→ DATA PROVIDED
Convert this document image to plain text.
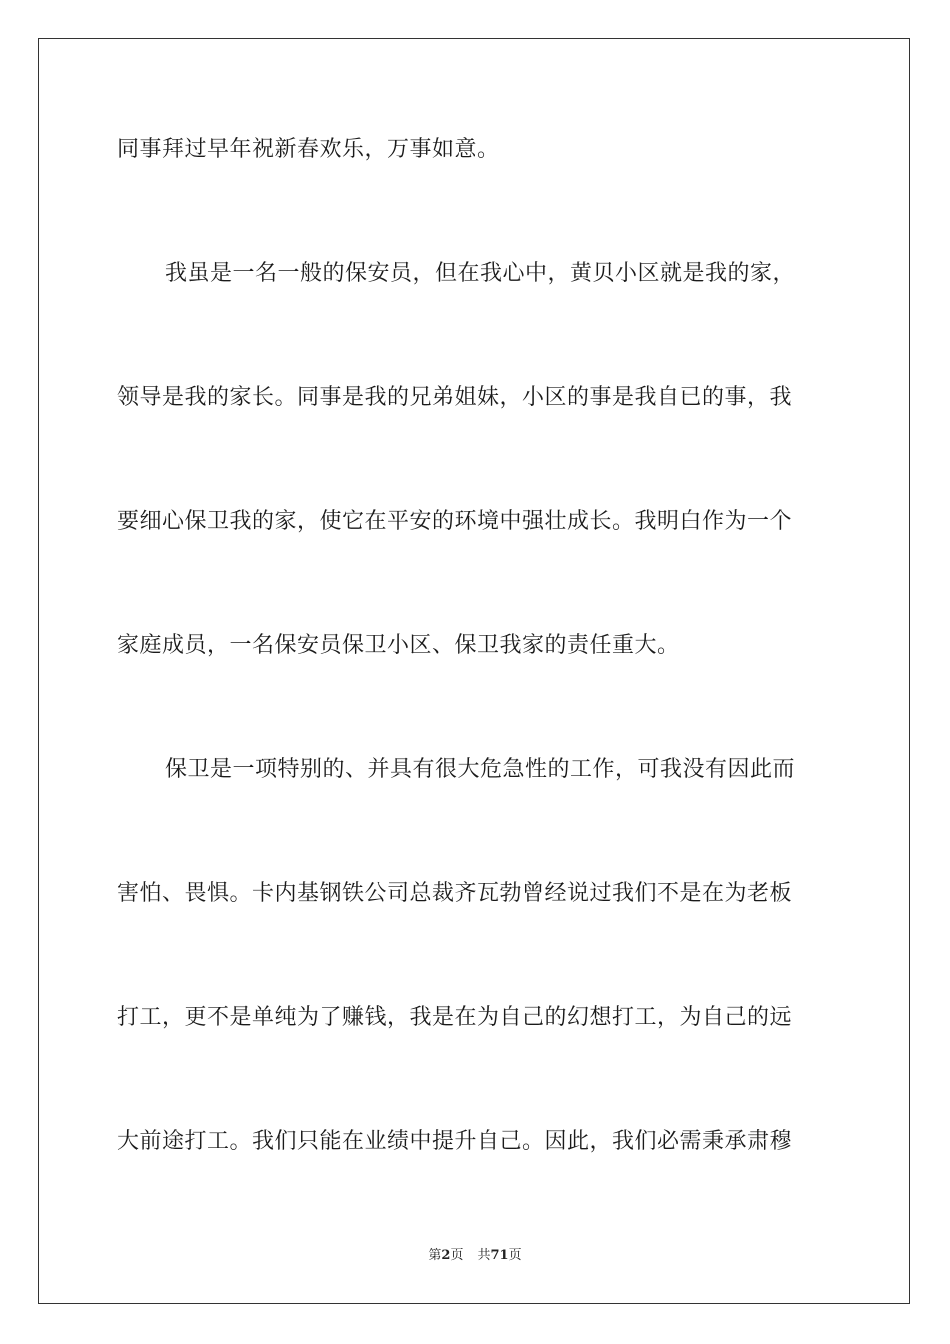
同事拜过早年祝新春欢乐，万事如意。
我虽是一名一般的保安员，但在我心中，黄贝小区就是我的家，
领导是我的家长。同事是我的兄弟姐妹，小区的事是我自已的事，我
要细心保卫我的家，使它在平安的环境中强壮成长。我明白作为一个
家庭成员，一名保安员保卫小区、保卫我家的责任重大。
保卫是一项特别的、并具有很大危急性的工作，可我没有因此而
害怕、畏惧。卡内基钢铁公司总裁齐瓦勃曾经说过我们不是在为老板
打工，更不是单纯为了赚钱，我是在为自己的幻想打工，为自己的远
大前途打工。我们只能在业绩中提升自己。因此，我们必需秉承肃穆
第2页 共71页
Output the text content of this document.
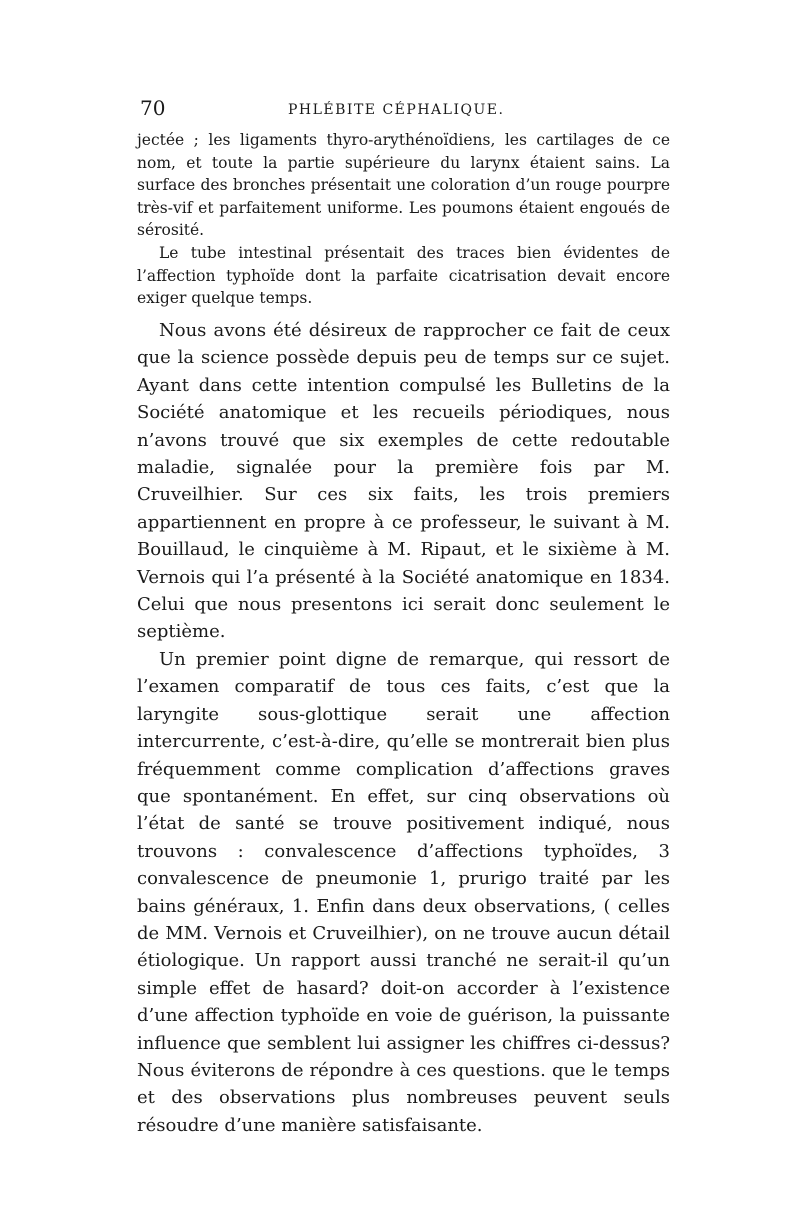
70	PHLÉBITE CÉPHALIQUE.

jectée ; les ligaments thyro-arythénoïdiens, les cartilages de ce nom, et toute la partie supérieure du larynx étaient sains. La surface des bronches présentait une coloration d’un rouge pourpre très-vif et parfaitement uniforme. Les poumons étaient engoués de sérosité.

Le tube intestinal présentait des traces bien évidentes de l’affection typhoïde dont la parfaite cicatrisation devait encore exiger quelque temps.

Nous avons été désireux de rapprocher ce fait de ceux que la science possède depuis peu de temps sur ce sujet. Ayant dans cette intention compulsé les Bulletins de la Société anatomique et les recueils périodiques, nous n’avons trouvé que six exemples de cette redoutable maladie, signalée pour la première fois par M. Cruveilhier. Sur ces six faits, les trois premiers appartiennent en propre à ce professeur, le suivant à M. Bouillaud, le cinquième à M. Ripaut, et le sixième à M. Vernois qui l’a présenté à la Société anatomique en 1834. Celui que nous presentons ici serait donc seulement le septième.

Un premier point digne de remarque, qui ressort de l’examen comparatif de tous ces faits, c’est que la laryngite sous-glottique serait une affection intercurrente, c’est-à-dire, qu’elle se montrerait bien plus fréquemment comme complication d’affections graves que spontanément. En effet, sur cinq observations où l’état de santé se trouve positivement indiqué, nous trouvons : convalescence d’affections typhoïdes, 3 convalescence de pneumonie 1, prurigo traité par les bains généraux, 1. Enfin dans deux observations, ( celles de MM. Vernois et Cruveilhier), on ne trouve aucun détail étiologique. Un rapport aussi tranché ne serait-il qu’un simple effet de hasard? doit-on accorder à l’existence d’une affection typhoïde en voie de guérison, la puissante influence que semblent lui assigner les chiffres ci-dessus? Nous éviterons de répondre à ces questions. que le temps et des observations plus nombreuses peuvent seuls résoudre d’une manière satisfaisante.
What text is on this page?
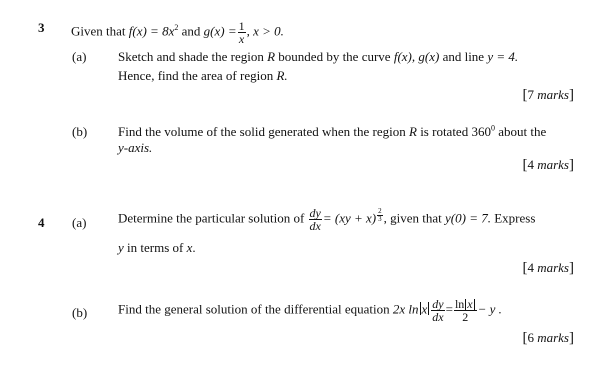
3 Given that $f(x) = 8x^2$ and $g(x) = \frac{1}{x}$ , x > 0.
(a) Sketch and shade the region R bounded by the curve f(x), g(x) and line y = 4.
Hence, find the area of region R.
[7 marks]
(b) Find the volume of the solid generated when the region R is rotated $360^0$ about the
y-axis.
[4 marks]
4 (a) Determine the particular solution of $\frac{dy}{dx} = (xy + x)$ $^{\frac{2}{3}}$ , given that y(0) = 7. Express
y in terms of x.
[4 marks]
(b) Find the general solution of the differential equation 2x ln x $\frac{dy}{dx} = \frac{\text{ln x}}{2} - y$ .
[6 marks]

→ AIM
Take the data above and repeat it exactly, leaving each picture out.

→ SOLUTION TO THE PROBLEM
Convert this document image to plain text.
同事拜过早年祝新春欢乐，万事如意。
我虽是一名一般的保安员，但在我心中，黄贝小区就是我的家，
领导是我的家长。同事是我的兄弟姐妹，小区的事是我自已的事，我
要细心保卫我的家，使它在平安的环境中强壮成长。我明白作为一个
家庭成员，一名保安员保卫小区、保卫我家的责任重大。
保卫是一项特别的、并具有很大危急性的工作，可我没有因此而
害怕、畏惧。卡内基钢铁公司总裁齐瓦勃曾经说过我们不是在为老板
打工，更不是单纯为了赚钱，我是在为自己的幻想打工，为自己的远
大前途打工。我们只能在业绩中提升自己。因此，我们必需秉承肃穆
第2页 共71页
Output the text content of this document.
70	PHLÉBITE CÉPHALIQUE.

jectée ; les ligaments thyro-arythénoïdiens, les cartilages de ce nom, et toute la partie supérieure du larynx étaient sains. La surface des bronches présentait une coloration d’un rouge pourpre très-vif et parfaitement uniforme. Les poumons étaient engoués de sérosité.

Le tube intestinal présentait des traces bien évidentes de l’affection typhoïde dont la parfaite cicatrisation devait encore exiger quelque temps.

Nous avons été désireux de rapprocher ce fait de ceux que la science possède depuis peu de temps sur ce sujet. Ayant dans cette intention compulsé les Bulletins de la Société anatomique et les recueils périodiques, nous n’avons trouvé que six exemples de cette redoutable maladie, signalée pour la première fois par M. Cruveilhier. Sur ces six faits, les trois premiers appartiennent en propre à ce professeur, le suivant à M. Bouillaud, le cinquième à M. Ripaut, et le sixième à M. Vernois qui l’a présenté à la Société anatomique en 1834. Celui que nous presentons ici serait donc seulement le septième.

Un premier point digne de remarque, qui ressort de l’examen comparatif de tous ces faits, c’est que la laryngite sous-glottique serait une affection intercurrente, c’est-à-dire, qu’elle se montrerait bien plus fréquemment comme complication d’affections graves que spontanément. En effet, sur cinq observations où l’état de santé se trouve positivement indiqué, nous trouvons : convalescence d’affections typhoïdes, 3 convalescence de pneumonie 1, prurigo traité par les bains généraux, 1. Enfin dans deux observations, ( celles de MM. Vernois et Cruveilhier), on ne trouve aucun détail étiologique. Un rapport aussi tranché ne serait-il qu’un simple effet de hasard? doit-on accorder à l’existence d’une affection typhoïde en voie de guérison, la puissante influence que semblent lui assigner les chiffres ci-dessus? Nous éviterons de répondre à ces questions. que le temps et des observations plus nombreuses peuvent seuls résoudre d’une manière satisfaisante.
What text is on this page?
3 Given that $f(x) = 8x^2$ and $g(x) = \frac{1}{x}$ , x > 0.
(a) Sketch and shade the region R bounded by the curve f(x), g(x) and line y = 4.
Hence, find the area of region R.
[7 marks]
(b) Find the volume of the solid generated when the region R is rotated $360^0$ about the
y-axis.
[4 marks]
4 (a) Determine the particular solution of $\frac{dy}{dx} = (xy + x)$ $^{\frac{2}{3}}$ , given that y(0) = 7. Express
y in terms of x.
[4 marks]
(b) Find the general solution of the differential equation 2x ln x $\frac{dy}{dx} = \frac{\text{ln x}}{2} - y$ .
[6 marks]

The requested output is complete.